■ DATA SUPPLIED:
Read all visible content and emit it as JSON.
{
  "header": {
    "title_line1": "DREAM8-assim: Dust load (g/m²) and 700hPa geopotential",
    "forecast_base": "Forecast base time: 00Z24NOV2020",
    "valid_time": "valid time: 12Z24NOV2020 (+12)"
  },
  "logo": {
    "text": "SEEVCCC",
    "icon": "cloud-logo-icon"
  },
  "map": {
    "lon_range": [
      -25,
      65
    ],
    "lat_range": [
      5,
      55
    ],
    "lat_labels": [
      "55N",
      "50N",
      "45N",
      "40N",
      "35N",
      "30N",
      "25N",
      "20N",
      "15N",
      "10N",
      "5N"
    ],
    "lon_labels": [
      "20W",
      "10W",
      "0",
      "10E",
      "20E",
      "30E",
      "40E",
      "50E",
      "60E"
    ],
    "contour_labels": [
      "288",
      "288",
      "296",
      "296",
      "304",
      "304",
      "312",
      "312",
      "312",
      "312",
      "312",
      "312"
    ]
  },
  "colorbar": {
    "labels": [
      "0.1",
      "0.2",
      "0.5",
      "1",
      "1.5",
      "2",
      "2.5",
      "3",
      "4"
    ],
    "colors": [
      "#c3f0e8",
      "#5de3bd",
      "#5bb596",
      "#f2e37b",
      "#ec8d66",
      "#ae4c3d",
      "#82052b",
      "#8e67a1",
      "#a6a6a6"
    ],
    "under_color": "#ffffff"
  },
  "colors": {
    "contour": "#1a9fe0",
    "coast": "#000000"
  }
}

---

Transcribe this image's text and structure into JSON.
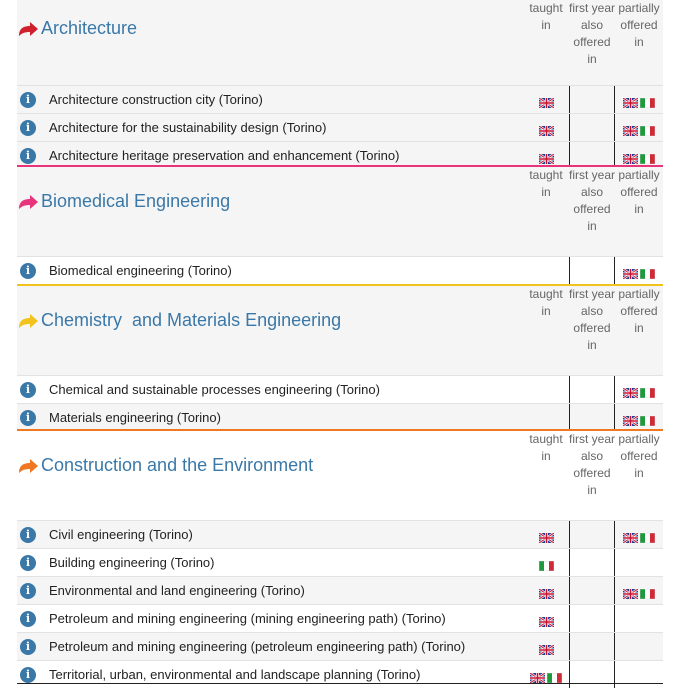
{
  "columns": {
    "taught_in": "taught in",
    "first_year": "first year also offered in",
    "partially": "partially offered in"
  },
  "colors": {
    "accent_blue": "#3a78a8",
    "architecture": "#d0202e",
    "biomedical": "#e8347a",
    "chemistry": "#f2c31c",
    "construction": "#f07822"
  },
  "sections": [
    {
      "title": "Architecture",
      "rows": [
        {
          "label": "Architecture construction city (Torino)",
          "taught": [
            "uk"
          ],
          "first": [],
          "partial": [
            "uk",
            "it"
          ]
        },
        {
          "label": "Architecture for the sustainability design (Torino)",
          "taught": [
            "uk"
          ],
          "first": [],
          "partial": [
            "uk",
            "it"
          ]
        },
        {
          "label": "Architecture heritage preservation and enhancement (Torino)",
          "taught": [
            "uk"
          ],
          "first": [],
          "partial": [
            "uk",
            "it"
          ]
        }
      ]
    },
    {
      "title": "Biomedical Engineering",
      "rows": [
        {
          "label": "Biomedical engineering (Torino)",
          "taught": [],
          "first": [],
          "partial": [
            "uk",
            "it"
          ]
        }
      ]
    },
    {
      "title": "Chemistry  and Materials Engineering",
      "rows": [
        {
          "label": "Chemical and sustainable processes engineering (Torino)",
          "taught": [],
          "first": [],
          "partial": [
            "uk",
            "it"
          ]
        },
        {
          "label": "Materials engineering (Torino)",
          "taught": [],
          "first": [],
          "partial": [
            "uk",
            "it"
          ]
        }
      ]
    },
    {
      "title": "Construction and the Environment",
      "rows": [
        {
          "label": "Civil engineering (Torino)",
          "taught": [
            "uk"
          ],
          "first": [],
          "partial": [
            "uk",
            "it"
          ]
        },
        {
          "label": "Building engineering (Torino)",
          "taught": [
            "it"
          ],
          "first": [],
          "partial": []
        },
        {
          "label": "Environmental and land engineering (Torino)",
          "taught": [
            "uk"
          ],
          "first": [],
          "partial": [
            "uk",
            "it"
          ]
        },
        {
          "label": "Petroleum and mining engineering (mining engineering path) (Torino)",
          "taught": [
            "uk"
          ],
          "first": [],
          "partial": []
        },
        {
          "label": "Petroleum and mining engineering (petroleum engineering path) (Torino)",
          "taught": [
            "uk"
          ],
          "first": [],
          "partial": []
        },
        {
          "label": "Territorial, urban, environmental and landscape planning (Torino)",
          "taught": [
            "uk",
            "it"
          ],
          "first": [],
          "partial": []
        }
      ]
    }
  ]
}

■ EXERCISE GOAL:
Gather up the lines that contain the word "mining".

■ SOLUTION:
          "label": "Petroleum and mining engineering (mining engineering path) (Torino)",
          "label": "Petroleum and mining engineering (petroleum engineering path) (Torino)",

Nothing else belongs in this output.